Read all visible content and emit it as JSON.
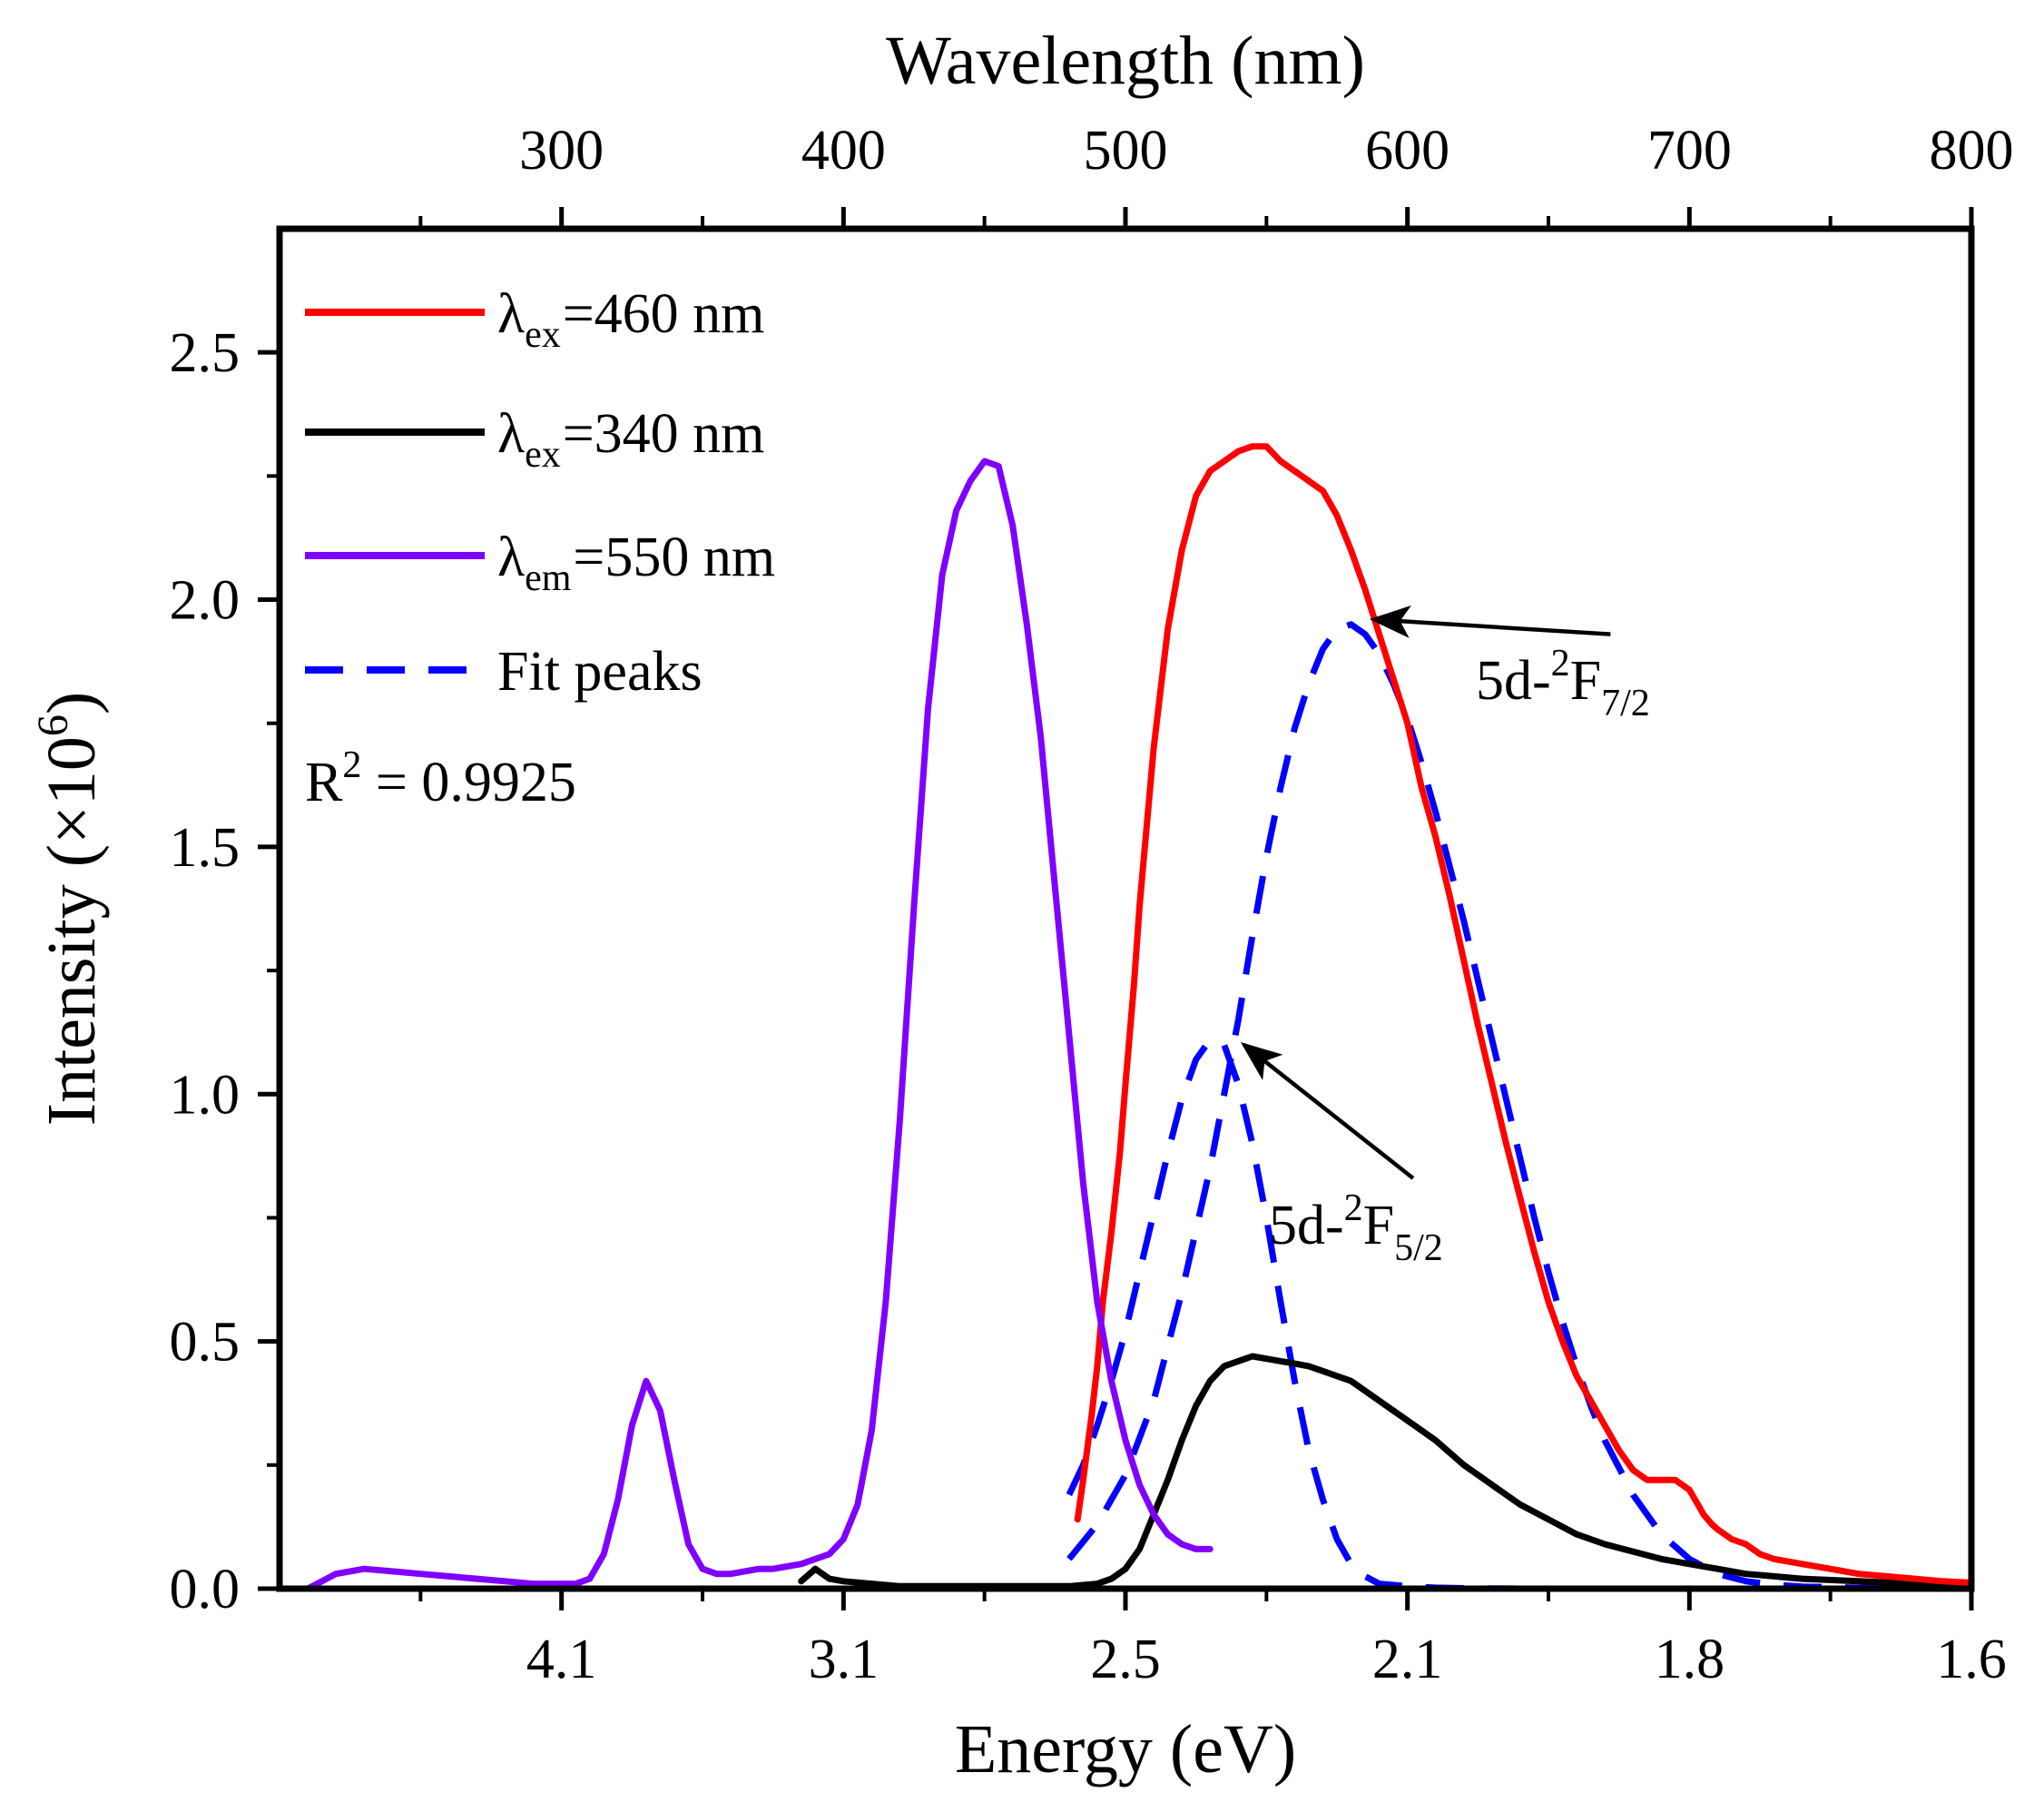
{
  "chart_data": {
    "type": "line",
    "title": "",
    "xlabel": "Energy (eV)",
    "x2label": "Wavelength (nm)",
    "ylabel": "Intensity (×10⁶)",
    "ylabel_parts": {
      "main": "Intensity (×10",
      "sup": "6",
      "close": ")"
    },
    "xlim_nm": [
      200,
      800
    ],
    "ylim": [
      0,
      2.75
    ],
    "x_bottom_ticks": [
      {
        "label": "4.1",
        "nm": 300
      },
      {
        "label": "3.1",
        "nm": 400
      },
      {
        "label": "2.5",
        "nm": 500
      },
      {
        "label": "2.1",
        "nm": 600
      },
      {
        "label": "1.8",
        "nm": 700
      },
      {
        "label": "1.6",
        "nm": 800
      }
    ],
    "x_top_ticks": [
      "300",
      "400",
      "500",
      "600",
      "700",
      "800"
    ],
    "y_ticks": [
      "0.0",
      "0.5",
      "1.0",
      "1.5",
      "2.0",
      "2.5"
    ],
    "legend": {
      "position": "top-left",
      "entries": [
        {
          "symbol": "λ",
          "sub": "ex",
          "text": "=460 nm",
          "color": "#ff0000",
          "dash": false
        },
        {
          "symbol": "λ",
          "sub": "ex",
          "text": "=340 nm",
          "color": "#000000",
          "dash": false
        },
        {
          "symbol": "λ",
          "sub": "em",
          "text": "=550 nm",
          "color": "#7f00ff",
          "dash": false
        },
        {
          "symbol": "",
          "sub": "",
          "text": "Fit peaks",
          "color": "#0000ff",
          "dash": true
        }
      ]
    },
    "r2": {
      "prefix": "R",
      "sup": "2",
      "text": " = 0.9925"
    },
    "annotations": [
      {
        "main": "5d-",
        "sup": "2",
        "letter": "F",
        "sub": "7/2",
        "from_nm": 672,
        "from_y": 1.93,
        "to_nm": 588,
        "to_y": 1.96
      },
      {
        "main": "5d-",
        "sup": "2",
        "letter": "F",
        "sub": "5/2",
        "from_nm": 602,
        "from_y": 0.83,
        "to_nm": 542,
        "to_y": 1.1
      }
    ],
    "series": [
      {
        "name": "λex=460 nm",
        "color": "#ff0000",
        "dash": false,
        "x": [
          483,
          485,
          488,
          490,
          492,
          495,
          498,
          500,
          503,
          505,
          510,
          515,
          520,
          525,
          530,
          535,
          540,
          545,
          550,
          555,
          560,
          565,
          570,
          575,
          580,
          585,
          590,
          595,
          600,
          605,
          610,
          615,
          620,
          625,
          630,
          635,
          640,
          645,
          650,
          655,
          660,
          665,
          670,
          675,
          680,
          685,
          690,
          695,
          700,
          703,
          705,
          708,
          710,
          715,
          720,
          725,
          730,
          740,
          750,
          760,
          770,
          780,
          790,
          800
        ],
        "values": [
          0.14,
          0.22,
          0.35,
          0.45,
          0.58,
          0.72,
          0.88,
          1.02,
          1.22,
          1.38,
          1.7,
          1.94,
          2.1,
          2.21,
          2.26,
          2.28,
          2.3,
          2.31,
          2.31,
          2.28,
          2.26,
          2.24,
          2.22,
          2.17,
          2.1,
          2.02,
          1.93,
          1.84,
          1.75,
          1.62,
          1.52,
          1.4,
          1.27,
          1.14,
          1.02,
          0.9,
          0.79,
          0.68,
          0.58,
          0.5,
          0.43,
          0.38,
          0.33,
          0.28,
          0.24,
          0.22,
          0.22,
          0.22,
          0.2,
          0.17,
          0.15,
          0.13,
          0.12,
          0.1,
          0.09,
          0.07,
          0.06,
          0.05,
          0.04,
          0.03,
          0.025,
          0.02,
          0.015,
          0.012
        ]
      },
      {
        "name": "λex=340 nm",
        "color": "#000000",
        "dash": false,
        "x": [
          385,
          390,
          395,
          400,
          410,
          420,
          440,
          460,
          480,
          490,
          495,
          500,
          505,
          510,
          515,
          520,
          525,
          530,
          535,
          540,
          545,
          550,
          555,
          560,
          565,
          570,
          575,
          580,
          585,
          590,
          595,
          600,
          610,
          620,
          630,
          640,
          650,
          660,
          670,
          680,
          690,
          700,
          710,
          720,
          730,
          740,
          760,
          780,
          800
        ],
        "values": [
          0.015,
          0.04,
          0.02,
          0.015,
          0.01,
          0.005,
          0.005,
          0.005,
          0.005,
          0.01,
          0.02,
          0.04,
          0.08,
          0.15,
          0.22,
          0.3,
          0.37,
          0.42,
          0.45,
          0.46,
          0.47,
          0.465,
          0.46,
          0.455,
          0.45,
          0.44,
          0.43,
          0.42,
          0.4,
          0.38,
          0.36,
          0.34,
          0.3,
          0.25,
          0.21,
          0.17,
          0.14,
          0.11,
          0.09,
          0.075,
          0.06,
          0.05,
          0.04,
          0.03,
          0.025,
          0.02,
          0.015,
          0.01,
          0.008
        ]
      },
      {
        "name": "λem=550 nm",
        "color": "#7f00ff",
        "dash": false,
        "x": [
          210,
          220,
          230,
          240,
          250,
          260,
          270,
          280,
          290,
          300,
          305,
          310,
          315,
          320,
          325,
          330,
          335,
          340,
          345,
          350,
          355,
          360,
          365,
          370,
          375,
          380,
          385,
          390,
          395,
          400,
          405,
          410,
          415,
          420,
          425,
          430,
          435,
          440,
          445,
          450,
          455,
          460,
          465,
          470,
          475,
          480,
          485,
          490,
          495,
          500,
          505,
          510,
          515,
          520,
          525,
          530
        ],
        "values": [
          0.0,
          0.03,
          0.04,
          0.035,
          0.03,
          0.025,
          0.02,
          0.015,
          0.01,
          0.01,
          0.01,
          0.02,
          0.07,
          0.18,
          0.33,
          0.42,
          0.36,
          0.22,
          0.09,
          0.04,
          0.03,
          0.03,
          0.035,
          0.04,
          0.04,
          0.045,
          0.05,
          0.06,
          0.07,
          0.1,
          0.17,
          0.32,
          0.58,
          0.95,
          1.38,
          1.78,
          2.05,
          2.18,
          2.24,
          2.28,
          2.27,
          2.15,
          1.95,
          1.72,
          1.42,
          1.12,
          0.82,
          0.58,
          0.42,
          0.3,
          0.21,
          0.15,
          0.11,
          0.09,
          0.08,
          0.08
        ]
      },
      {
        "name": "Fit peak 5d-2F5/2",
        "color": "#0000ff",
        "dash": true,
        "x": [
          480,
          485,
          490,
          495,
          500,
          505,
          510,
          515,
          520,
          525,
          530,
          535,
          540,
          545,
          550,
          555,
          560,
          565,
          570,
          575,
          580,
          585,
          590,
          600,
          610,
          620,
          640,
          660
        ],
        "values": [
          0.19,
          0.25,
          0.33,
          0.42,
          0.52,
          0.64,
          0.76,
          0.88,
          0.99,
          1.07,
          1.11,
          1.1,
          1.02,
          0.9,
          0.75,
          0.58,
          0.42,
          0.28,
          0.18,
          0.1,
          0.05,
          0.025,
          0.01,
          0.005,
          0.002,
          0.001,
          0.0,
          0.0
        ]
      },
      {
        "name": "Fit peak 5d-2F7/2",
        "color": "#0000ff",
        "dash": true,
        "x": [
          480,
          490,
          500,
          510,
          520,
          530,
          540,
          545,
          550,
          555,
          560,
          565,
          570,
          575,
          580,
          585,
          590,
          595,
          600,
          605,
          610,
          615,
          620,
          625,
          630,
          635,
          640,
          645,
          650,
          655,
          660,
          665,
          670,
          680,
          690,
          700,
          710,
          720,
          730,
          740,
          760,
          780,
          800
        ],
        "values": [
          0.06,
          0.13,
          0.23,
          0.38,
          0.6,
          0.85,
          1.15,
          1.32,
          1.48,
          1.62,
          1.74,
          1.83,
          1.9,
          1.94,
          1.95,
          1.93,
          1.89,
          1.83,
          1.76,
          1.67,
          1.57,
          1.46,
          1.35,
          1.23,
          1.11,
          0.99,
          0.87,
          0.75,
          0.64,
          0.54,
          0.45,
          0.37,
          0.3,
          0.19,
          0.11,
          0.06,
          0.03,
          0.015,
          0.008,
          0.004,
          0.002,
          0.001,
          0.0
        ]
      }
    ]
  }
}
####
## YOUR TASK
From the listing above, pick out each line where the word "name" appears.

## REPLY
        "name": "λex=460 nm",
        "name": "λex=340 nm",
        "name": "λem=550 nm",
        "name": "Fit peak 5d-2F5/2",
        "name": "Fit peak 5d-2F7/2",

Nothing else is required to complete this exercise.